[What the exercise asks]:
Print the whole listing exactly.
____________________
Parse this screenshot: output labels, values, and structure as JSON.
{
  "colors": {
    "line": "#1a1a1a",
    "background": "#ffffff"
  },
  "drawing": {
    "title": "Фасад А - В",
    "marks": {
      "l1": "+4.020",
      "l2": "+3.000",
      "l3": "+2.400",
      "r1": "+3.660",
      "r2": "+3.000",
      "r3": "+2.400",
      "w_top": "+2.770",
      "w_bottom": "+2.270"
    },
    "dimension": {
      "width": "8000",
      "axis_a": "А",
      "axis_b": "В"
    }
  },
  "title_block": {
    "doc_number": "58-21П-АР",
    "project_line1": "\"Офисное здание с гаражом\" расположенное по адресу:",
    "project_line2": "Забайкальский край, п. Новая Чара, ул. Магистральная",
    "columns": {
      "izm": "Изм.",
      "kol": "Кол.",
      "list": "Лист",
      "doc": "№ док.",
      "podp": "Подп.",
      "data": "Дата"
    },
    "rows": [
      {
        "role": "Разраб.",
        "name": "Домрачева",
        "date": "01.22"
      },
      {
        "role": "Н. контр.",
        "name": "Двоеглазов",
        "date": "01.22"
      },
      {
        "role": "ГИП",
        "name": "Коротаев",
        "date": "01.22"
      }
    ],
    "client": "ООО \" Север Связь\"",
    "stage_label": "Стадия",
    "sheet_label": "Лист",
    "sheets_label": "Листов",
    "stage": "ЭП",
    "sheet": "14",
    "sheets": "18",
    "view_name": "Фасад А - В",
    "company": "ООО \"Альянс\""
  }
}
____________________
[Answer to this task]:
Parse this screenshot: output labels, values, and structure as JSON.
{
  "colors": {
    "line": "#1a1a1a",
    "background": "#ffffff"
  },
  "drawing": {
    "title": "Фасад А - В",
    "marks": {
      "l1": "+4.020",
      "l2": "+3.000",
      "l3": "+2.400",
      "r1": "+3.660",
      "r2": "+3.000",
      "r3": "+2.400",
      "w_top": "+2.770",
      "w_bottom": "+2.270"
    },
    "dimension": {
      "width": "8000",
      "axis_a": "А",
      "axis_b": "В"
    }
  },
  "title_block": {
    "doc_number": "58-21П-АР",
    "project_line1": "\"Офисное здание с гаражом\" расположенное по адресу:",
    "project_line2": "Забайкальский край, п. Новая Чара, ул. Магистральная",
    "columns": {
      "izm": "Изм.",
      "kol": "Кол.",
      "list": "Лист",
      "doc": "№ док.",
      "podp": "Подп.",
      "data": "Дата"
    },
    "rows": [
      {
        "role": "Разраб.",
        "name": "Домрачева",
        "date": "01.22"
      },
      {
        "role": "Н. контр.",
        "name": "Двоеглазов",
        "date": "01.22"
      },
      {
        "role": "ГИП",
        "name": "Коротаев",
        "date": "01.22"
      }
    ],
    "client": "ООО \" Север Связь\"",
    "stage_label": "Стадия",
    "sheet_label": "Лист",
    "sheets_label": "Листов",
    "stage": "ЭП",
    "sheet": "14",
    "sheets": "18",
    "view_name": "Фасад А - В",
    "company": "ООО \"Альянс\""
  }
}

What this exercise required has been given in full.